Saved entries:
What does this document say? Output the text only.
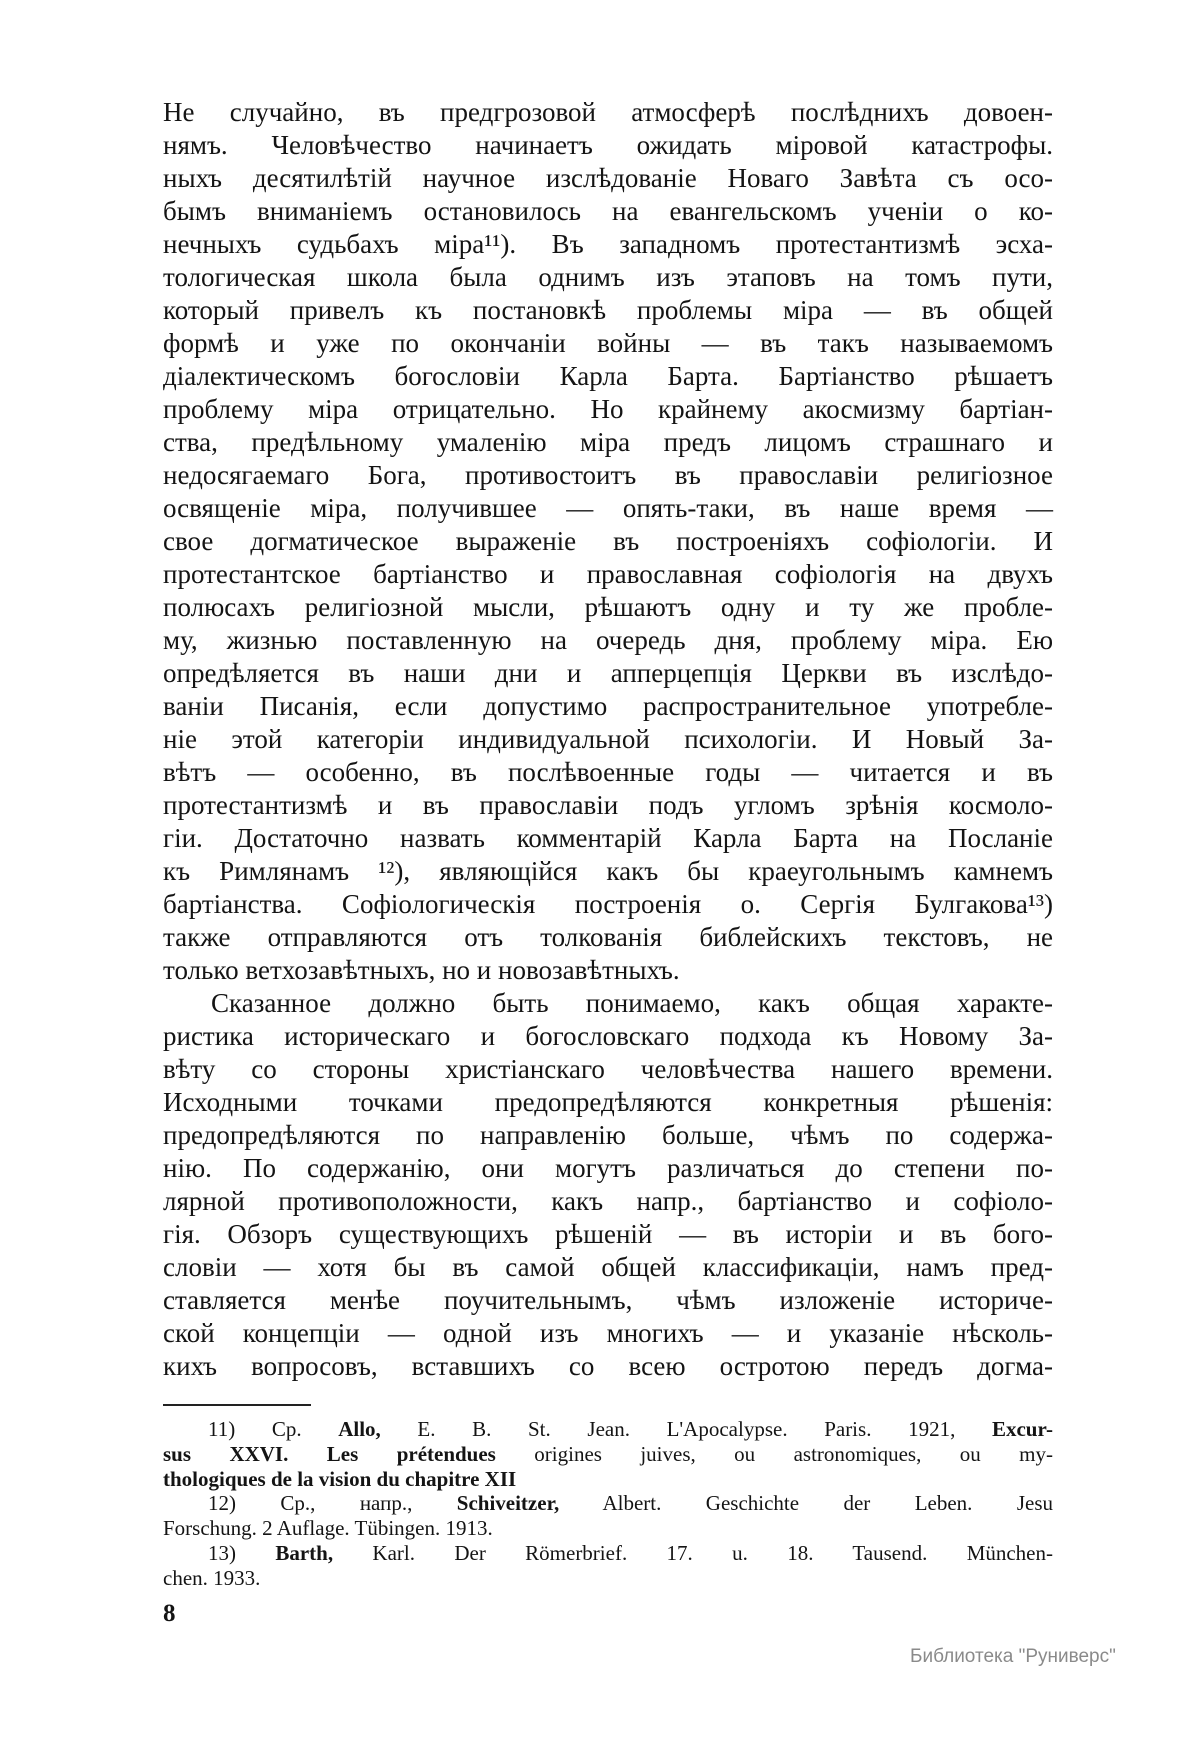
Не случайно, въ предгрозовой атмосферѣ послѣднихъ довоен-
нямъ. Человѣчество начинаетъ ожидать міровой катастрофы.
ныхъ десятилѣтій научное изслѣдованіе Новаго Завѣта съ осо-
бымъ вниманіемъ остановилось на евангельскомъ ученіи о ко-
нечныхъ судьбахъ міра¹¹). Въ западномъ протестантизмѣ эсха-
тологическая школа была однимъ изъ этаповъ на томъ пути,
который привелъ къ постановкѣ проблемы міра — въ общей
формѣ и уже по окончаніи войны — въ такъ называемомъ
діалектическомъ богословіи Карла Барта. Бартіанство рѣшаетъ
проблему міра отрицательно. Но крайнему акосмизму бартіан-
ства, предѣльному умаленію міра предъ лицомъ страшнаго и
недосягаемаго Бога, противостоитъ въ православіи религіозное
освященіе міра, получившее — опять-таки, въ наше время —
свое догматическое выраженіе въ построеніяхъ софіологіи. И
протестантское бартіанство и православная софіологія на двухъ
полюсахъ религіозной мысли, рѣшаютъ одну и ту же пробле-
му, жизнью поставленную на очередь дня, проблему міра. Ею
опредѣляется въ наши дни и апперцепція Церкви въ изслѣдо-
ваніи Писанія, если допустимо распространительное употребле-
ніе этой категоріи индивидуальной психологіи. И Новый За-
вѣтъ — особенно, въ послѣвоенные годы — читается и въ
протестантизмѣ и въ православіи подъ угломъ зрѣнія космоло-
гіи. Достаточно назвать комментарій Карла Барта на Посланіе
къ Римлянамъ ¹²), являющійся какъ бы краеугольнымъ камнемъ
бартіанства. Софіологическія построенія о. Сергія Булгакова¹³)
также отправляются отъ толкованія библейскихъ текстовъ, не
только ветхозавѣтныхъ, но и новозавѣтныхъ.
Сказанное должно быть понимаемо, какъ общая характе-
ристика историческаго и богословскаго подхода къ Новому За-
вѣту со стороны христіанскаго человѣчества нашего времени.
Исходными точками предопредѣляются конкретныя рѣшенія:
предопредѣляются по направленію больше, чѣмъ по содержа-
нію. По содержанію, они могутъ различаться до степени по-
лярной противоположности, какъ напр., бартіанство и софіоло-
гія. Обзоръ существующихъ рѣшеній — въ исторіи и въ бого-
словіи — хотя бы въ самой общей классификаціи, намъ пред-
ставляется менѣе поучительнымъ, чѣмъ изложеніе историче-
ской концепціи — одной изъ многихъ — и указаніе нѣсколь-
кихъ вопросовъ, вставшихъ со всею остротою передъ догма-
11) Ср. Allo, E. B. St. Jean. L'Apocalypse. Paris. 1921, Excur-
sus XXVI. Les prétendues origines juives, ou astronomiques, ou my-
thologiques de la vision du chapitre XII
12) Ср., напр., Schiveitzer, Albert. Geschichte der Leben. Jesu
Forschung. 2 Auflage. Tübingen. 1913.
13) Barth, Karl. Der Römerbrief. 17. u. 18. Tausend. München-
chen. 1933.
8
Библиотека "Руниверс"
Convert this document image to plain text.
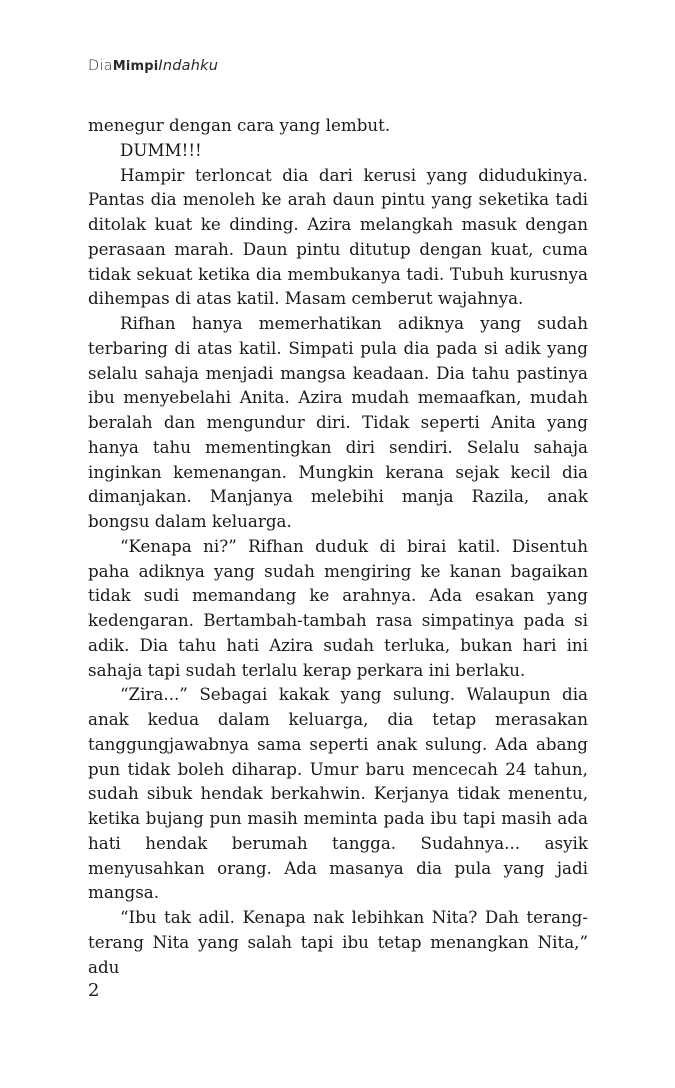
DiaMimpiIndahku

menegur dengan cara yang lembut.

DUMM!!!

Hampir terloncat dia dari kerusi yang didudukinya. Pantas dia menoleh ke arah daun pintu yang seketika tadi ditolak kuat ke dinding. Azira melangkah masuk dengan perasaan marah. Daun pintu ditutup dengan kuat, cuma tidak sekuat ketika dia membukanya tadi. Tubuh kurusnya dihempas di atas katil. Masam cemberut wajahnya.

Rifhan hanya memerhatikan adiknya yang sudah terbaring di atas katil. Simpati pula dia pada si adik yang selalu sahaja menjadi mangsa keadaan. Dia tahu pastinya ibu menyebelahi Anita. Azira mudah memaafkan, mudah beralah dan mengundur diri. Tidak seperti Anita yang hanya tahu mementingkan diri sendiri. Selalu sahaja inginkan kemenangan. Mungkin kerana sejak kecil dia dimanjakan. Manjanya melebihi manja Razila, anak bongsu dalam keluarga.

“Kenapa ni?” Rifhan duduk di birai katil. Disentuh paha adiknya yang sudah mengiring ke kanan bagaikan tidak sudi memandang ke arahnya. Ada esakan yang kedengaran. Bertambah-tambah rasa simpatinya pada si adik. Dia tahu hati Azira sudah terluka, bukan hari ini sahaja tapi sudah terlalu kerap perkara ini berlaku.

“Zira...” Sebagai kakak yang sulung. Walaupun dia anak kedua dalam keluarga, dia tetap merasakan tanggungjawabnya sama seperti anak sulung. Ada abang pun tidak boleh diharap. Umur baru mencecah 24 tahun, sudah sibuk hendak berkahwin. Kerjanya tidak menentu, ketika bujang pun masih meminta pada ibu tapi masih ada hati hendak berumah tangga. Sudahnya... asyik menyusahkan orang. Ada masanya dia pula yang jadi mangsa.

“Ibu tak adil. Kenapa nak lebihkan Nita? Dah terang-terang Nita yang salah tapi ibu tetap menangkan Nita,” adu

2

...

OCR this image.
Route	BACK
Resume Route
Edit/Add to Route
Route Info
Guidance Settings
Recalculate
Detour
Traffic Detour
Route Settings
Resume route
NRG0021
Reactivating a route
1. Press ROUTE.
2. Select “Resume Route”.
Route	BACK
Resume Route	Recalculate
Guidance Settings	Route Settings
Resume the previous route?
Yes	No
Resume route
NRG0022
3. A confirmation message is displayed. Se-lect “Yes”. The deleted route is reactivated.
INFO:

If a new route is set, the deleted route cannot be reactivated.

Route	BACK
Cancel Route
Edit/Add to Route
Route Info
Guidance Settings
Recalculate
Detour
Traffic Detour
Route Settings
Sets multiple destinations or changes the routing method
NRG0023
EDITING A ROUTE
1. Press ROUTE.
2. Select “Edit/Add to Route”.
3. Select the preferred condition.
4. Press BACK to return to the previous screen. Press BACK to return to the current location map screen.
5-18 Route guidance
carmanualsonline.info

GIVEN EXERCISE: Report only the number of lines in the data above that contain "reactivated".

RESULT: 2